*** TASK INPUTS ***

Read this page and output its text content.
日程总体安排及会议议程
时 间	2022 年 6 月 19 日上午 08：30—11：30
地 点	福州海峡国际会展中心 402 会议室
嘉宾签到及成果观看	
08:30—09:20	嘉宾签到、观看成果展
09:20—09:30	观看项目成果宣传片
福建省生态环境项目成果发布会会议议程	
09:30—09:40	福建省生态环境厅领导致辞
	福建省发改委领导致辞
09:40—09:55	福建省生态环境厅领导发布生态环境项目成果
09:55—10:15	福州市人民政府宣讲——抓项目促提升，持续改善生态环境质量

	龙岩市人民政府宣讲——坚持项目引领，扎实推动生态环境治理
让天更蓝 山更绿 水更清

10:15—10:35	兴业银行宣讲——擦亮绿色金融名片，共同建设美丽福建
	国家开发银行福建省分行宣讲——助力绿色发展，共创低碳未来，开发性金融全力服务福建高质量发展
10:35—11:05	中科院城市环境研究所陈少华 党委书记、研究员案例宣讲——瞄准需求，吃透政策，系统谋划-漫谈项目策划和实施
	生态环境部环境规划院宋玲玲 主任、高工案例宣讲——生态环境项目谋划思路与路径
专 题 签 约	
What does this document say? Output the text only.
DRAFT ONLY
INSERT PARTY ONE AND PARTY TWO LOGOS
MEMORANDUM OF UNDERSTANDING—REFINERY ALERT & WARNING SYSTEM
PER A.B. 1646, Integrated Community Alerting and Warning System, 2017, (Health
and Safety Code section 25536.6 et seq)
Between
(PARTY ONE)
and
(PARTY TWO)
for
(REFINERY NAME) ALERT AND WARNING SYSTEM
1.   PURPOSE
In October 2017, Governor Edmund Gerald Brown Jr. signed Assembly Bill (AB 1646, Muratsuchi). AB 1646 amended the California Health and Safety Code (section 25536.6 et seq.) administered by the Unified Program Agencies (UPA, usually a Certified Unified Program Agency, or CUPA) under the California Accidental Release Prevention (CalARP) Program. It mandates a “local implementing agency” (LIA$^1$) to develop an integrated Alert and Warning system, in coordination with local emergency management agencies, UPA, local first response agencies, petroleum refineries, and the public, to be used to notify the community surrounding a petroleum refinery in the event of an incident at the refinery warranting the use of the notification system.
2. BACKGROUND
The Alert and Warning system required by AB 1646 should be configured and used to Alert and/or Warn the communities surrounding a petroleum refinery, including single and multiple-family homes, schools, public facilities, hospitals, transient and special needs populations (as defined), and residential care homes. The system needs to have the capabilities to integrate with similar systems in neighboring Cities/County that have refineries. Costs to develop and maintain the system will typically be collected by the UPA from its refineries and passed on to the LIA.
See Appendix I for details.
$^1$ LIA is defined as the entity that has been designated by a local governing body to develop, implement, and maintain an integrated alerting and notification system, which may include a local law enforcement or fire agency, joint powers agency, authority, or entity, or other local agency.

***

◆ **DO THIS**:
Please repeat the listing above in full and exactly.

◆ **EXERCISE RESPONSE**:
Read this page and output its text content.
日程总体安排及会议议程
时 间	2022 年 6 月 19 日上午 08：30—11：30
地 点	福州海峡国际会展中心 402 会议室
嘉宾签到及成果观看	
08:30—09:20	嘉宾签到、观看成果展
09:20—09:30	观看项目成果宣传片
福建省生态环境项目成果发布会会议议程	
09:30—09:40	福建省生态环境厅领导致辞
	福建省发改委领导致辞
09:40—09:55	福建省生态环境厅领导发布生态环境项目成果
09:55—10:15	福州市人民政府宣讲——抓项目促提升，持续改善生态环境质量

	龙岩市人民政府宣讲——坚持项目引领，扎实推动生态环境治理
让天更蓝 山更绿 水更清

10:15—10:35	兴业银行宣讲——擦亮绿色金融名片，共同建设美丽福建
	国家开发银行福建省分行宣讲——助力绿色发展，共创低碳未来，开发性金融全力服务福建高质量发展
10:35—11:05	中科院城市环境研究所陈少华 党委书记、研究员案例宣讲——瞄准需求，吃透政策，系统谋划-漫谈项目策划和实施
	生态环境部环境规划院宋玲玲 主任、高工案例宣讲——生态环境项目谋划思路与路径
专 题 签 约	
What does this document say? Output the text only.
DRAFT ONLY
INSERT PARTY ONE AND PARTY TWO LOGOS
MEMORANDUM OF UNDERSTANDING—REFINERY ALERT & WARNING SYSTEM
PER A.B. 1646, Integrated Community Alerting and Warning System, 2017, (Health
and Safety Code section 25536.6 et seq)
Between
(PARTY ONE)
and
(PARTY TWO)
for
(REFINERY NAME) ALERT AND WARNING SYSTEM
1.   PURPOSE
In October 2017, Governor Edmund Gerald Brown Jr. signed Assembly Bill (AB 1646, Muratsuchi). AB 1646 amended the California Health and Safety Code (section 25536.6 et seq.) administered by the Unified Program Agencies (UPA, usually a Certified Unified Program Agency, or CUPA) under the California Accidental Release Prevention (CalARP) Program. It mandates a “local implementing agency” (LIA$^1$) to develop an integrated Alert and Warning system, in coordination with local emergency management agencies, UPA, local first response agencies, petroleum refineries, and the public, to be used to notify the community surrounding a petroleum refinery in the event of an incident at the refinery warranting the use of the notification system.
2. BACKGROUND
The Alert and Warning system required by AB 1646 should be configured and used to Alert and/or Warn the communities surrounding a petroleum refinery, including single and multiple-family homes, schools, public facilities, hospitals, transient and special needs populations (as defined), and residential care homes. The system needs to have the capabilities to integrate with similar systems in neighboring Cities/County that have refineries. Costs to develop and maintain the system will typically be collected by the UPA from its refineries and passed on to the LIA.
See Appendix I for details.
$^1$ LIA is defined as the entity that has been designated by a local governing body to develop, implement, and maintain an integrated alerting and notification system, which may include a local law enforcement or fire agency, joint powers agency, authority, or entity, or other local agency.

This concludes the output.